EXERCISE
Within this material, how many lines have the string "RENTABLE" in them? The answer is a number, with nothing added.

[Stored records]
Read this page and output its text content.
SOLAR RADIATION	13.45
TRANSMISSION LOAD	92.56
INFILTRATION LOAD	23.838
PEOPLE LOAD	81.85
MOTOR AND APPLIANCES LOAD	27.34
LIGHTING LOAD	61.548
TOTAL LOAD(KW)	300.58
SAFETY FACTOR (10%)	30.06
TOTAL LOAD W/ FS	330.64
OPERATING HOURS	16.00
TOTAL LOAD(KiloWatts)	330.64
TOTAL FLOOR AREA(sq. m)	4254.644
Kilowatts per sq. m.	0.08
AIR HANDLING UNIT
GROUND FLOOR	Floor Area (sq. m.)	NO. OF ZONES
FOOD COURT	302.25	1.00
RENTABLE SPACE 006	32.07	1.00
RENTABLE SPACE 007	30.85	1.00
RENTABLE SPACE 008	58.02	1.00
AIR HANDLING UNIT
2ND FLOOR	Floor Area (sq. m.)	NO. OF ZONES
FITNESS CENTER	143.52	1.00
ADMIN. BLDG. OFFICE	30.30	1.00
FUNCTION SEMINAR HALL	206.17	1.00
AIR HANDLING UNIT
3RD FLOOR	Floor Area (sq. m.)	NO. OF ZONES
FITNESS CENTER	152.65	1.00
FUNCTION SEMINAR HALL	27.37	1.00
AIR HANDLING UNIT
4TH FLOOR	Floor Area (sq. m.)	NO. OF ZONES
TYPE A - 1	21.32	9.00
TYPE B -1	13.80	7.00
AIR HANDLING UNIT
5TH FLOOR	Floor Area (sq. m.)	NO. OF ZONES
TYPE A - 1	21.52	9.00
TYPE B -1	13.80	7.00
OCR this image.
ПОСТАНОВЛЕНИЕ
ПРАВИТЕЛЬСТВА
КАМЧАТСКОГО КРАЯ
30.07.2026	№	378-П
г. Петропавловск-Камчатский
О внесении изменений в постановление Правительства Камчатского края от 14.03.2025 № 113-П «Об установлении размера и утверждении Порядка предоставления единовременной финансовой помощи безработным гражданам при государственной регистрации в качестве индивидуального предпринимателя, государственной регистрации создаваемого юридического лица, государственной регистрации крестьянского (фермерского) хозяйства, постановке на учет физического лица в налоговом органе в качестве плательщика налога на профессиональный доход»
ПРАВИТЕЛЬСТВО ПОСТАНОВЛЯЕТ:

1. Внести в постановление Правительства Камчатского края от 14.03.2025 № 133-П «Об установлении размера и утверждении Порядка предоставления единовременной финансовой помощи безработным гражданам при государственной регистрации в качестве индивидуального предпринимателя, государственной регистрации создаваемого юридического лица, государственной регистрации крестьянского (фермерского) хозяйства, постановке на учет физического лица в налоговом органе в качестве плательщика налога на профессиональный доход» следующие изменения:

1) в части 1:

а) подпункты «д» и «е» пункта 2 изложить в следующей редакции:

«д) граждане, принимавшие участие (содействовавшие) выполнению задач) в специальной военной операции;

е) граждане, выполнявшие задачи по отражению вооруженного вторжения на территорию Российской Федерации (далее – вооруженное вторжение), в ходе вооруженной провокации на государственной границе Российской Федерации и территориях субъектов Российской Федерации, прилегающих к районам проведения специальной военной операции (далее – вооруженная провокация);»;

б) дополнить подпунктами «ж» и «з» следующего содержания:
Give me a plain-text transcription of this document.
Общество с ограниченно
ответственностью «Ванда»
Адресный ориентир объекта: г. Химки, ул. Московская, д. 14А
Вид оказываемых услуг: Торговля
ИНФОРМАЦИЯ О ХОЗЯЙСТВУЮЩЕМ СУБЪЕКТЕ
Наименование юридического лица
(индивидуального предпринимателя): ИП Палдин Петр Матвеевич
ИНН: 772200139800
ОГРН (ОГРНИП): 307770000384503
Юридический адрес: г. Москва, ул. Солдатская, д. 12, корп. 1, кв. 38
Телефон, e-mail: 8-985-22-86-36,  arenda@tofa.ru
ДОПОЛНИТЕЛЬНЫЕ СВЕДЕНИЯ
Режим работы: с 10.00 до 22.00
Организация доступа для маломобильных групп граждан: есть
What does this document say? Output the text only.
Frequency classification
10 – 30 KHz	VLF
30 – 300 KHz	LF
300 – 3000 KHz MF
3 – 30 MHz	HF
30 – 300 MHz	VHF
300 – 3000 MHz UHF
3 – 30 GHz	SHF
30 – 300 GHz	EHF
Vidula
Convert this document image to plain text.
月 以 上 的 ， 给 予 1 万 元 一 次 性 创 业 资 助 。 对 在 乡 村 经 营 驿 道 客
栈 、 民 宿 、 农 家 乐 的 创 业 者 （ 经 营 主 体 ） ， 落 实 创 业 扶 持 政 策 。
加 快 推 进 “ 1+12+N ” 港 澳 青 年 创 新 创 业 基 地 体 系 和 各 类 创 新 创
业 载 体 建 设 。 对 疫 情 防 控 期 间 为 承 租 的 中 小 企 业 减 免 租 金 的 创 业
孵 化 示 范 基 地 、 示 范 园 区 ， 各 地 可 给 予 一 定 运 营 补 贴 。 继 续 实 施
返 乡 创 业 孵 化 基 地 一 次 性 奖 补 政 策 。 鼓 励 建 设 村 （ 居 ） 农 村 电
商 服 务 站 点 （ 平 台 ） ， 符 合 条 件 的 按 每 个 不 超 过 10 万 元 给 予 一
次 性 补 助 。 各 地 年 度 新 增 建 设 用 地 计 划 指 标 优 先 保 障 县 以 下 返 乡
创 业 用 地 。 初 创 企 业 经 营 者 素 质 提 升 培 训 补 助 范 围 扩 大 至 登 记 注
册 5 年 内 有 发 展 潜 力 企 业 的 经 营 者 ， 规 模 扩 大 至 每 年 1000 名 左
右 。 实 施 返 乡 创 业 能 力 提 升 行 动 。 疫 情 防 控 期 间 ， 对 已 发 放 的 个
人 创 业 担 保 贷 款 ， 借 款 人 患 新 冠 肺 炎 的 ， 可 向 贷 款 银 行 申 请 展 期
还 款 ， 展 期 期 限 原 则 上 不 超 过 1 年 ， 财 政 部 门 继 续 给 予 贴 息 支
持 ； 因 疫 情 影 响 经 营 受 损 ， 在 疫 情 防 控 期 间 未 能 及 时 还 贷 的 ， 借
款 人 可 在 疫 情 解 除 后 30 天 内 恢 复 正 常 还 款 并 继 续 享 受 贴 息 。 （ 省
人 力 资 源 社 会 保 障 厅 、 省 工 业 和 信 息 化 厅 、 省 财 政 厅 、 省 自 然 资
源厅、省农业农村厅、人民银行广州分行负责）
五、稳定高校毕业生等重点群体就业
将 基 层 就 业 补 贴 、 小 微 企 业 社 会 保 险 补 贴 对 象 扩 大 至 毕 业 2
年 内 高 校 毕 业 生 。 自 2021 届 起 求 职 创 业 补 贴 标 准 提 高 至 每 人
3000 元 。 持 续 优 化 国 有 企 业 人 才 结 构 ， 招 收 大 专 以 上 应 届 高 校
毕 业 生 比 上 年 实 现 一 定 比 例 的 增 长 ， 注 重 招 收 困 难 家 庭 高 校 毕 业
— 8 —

CORRECT OUTPUT
3